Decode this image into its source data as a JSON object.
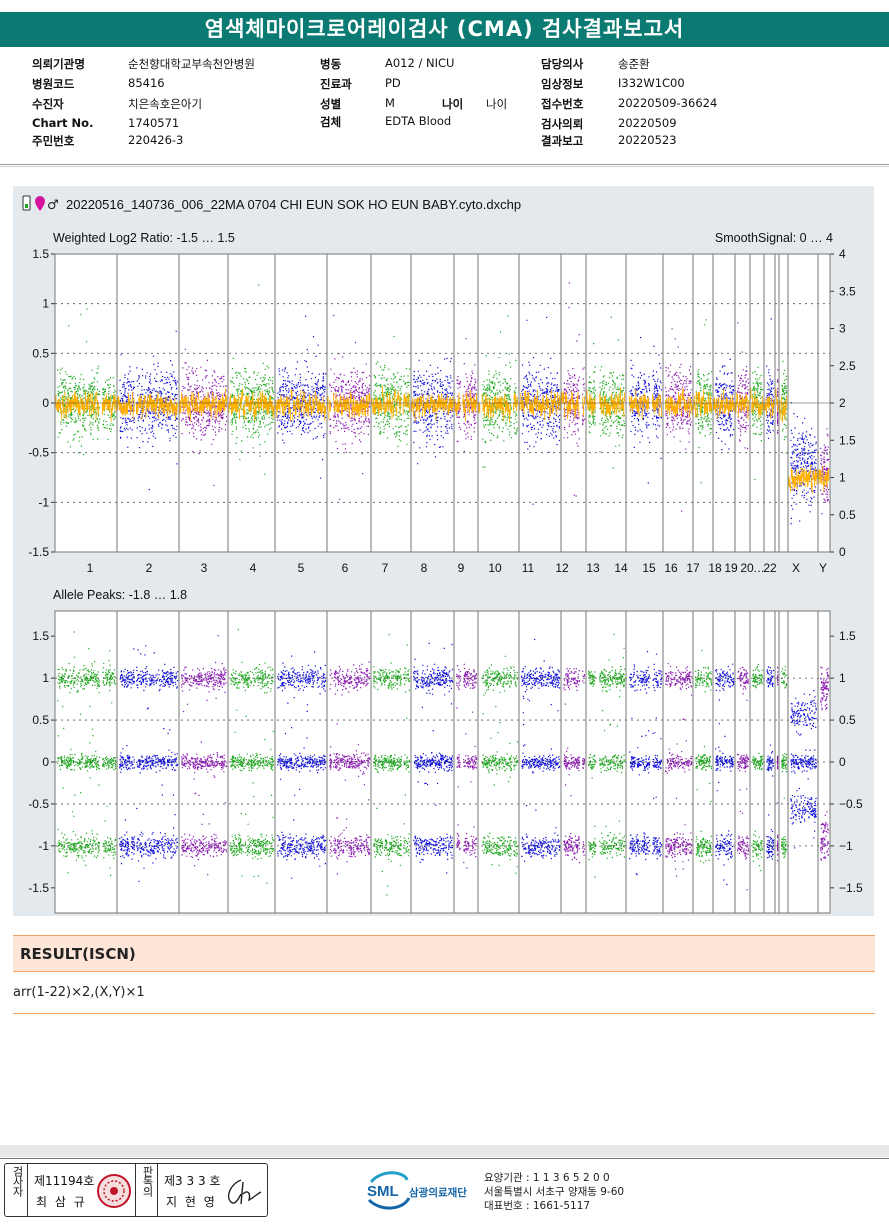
{
  "report": {
    "title": "염색체마이크로어레이검사 (CMA) 검사결과보고서"
  },
  "info": {
    "col1": [
      {
        "label": "의뢰기관명",
        "value": "순천향대학교부속천안병원"
      },
      {
        "label": "병원코드",
        "value": "85416"
      },
      {
        "label": "수진자",
        "value": "치은속호은아기"
      },
      {
        "label": "Chart No.",
        "value": "1740571"
      },
      {
        "label": "주민번호",
        "value": "220426-3"
      }
    ],
    "col2": [
      {
        "label": "병동",
        "value": "A012 / NICU"
      },
      {
        "label": "진료과",
        "value": "PD"
      },
      {
        "label": "성별",
        "value": "M"
      },
      {
        "label": "검체",
        "value": "EDTA Blood"
      }
    ],
    "age": {
      "label": "나이",
      "value": "나이"
    },
    "col3": [
      {
        "label": "담당의사",
        "value": "송준환"
      },
      {
        "label": "임상정보",
        "value": "I332W1C00"
      },
      {
        "label": "접수번호",
        "value": "20220509-36624"
      },
      {
        "label": "검사의뢰",
        "value": "20220509"
      },
      {
        "label": "결과보고",
        "value": "20220523"
      }
    ]
  },
  "plot": {
    "file_name": "20220516_140736_006_22MA 0704 CHI EUN SOK HO EUN BABY.cyto.dxchp",
    "top_title_left": "Weighted Log2 Ratio: -1.5 … 1.5",
    "top_title_right": "SmoothSignal: 0 … 4",
    "bottom_title": "Allele Peaks: -1.8 … 1.8",
    "colors": {
      "green": "#1fa81f",
      "blue": "#1010d8",
      "purple": "#8a1ab0",
      "orange": "#ffb000",
      "panel_bg": "#e4e9ee"
    },
    "top_left_ticks": [
      "1.5",
      "1",
      "0.5",
      "0",
      "-0.5",
      "-1",
      "-1.5"
    ],
    "top_right_ticks": [
      "4",
      "3.5",
      "3",
      "2.5",
      "2",
      "1.5",
      "1",
      "0.5",
      "0"
    ],
    "bottom_ticks": [
      "1.5",
      "1",
      "0.5",
      "0",
      "-0.5",
      "-1",
      "-1.5"
    ],
    "chromosomes": [
      "1",
      "2",
      "3",
      "4",
      "5",
      "6",
      "7",
      "8",
      "9",
      "10",
      "11",
      "12",
      "13",
      "14",
      "15",
      "16",
      "17",
      "18",
      "19",
      "20",
      "21",
      "22",
      "X",
      "Y"
    ],
    "chromosome_labels": [
      "1",
      "2",
      "3",
      "4",
      "5",
      "6",
      "7",
      "8",
      "9",
      "10",
      "11",
      "12",
      "13",
      "14",
      "15",
      "16",
      "17",
      "18",
      "19",
      "20",
      "…",
      "22",
      "X",
      "Y"
    ],
    "chromosome_colors": [
      "green",
      "blue",
      "purple",
      "green",
      "blue",
      "purple",
      "green",
      "blue",
      "purple",
      "green",
      "blue",
      "purple",
      "green",
      "blue",
      "purple",
      "green",
      "blue",
      "purple",
      "green",
      "blue",
      "purple",
      "green",
      "blue",
      "purple"
    ]
  },
  "result": {
    "header": "RESULT(ISCN)",
    "text": "arr(1-22)×2,(X,Y)×1"
  },
  "signatures": {
    "left_vertical": "검사자",
    "left_license": "제11194호",
    "left_name": "최 삼 규",
    "right_vertical": "판독의",
    "right_license": "제3 3 3 호",
    "right_name": "지 현 영"
  },
  "lab": {
    "logo_text": "SML",
    "name": "삼광의료재단",
    "line1": "요양기관 : 1 1 3 6 5 2 0 0",
    "line2": "서울특별시 서초구 양재동 9-60",
    "line3": "대표번호 : 1661-5117"
  }
}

☆ ☆ ☆ ☆

Return the entries unchanged, save for the pictures, which do not belong in the copy.

| ANSWER TO THE EXERCISE |
Decode this image into its source data as a JSON object.
{
  "report": {
    "title": "염색체마이크로어레이검사 (CMA) 검사결과보고서"
  },
  "info": {
    "col1": [
      {
        "label": "의뢰기관명",
        "value": "순천향대학교부속천안병원"
      },
      {
        "label": "병원코드",
        "value": "85416"
      },
      {
        "label": "수진자",
        "value": "치은속호은아기"
      },
      {
        "label": "Chart No.",
        "value": "1740571"
      },
      {
        "label": "주민번호",
        "value": "220426-3"
      }
    ],
    "col2": [
      {
        "label": "병동",
        "value": "A012 / NICU"
      },
      {
        "label": "진료과",
        "value": "PD"
      },
      {
        "label": "성별",
        "value": "M"
      },
      {
        "label": "검체",
        "value": "EDTA Blood"
      }
    ],
    "age": {
      "label": "나이",
      "value": "나이"
    },
    "col3": [
      {
        "label": "담당의사",
        "value": "송준환"
      },
      {
        "label": "임상정보",
        "value": "I332W1C00"
      },
      {
        "label": "접수번호",
        "value": "20220509-36624"
      },
      {
        "label": "검사의뢰",
        "value": "20220509"
      },
      {
        "label": "결과보고",
        "value": "20220523"
      }
    ]
  },
  "plot": {
    "file_name": "20220516_140736_006_22MA 0704 CHI EUN SOK HO EUN BABY.cyto.dxchp",
    "top_title_left": "Weighted Log2 Ratio: -1.5 … 1.5",
    "top_title_right": "SmoothSignal: 0 … 4",
    "bottom_title": "Allele Peaks: -1.8 … 1.8",
    "colors": {
      "green": "#1fa81f",
      "blue": "#1010d8",
      "purple": "#8a1ab0",
      "orange": "#ffb000",
      "panel_bg": "#e4e9ee"
    },
    "top_left_ticks": [
      "1.5",
      "1",
      "0.5",
      "0",
      "-0.5",
      "-1",
      "-1.5"
    ],
    "top_right_ticks": [
      "4",
      "3.5",
      "3",
      "2.5",
      "2",
      "1.5",
      "1",
      "0.5",
      "0"
    ],
    "bottom_ticks": [
      "1.5",
      "1",
      "0.5",
      "0",
      "-0.5",
      "-1",
      "-1.5"
    ],
    "chromosomes": [
      "1",
      "2",
      "3",
      "4",
      "5",
      "6",
      "7",
      "8",
      "9",
      "10",
      "11",
      "12",
      "13",
      "14",
      "15",
      "16",
      "17",
      "18",
      "19",
      "20",
      "21",
      "22",
      "X",
      "Y"
    ],
    "chromosome_labels": [
      "1",
      "2",
      "3",
      "4",
      "5",
      "6",
      "7",
      "8",
      "9",
      "10",
      "11",
      "12",
      "13",
      "14",
      "15",
      "16",
      "17",
      "18",
      "19",
      "20",
      "…",
      "22",
      "X",
      "Y"
    ],
    "chromosome_colors": [
      "green",
      "blue",
      "purple",
      "green",
      "blue",
      "purple",
      "green",
      "blue",
      "purple",
      "green",
      "blue",
      "purple",
      "green",
      "blue",
      "purple",
      "green",
      "blue",
      "purple",
      "green",
      "blue",
      "purple",
      "green",
      "blue",
      "purple"
    ]
  },
  "result": {
    "header": "RESULT(ISCN)",
    "text": "arr(1-22)×2,(X,Y)×1"
  },
  "signatures": {
    "left_vertical": "검사자",
    "left_license": "제11194호",
    "left_name": "최 삼 규",
    "right_vertical": "판독의",
    "right_license": "제3 3 3 호",
    "right_name": "지 현 영"
  },
  "lab": {
    "logo_text": "SML",
    "name": "삼광의료재단",
    "line1": "요양기관 : 1 1 3 6 5 2 0 0",
    "line2": "서울특별시 서초구 양재동 9-60",
    "line3": "대표번호 : 1661-5117"
  }
}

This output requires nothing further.